**Aim:**
Look for the string "item" in every line, and copy each line that has it.
-- Start Record excerpts --
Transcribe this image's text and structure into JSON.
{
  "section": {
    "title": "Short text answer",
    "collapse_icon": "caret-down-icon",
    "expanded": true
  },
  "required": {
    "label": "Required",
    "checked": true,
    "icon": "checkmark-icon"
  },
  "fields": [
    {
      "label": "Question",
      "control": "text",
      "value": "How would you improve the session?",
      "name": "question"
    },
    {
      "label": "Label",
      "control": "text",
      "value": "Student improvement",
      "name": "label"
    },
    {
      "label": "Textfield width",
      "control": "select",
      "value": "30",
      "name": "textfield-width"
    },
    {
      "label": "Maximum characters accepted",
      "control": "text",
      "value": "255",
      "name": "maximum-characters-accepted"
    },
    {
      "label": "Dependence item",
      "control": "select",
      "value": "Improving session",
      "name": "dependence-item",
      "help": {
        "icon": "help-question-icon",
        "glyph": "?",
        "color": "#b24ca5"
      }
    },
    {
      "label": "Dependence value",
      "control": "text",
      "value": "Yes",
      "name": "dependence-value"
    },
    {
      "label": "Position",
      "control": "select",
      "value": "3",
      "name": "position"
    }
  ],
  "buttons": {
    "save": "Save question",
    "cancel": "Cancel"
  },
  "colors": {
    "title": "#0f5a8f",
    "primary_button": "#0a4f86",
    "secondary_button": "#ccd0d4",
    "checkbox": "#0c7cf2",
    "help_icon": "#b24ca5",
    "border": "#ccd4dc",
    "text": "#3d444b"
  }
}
-- End Record excerpts --
**Response to the task:**
      "label": "Dependence item",
      "name": "dependence-item",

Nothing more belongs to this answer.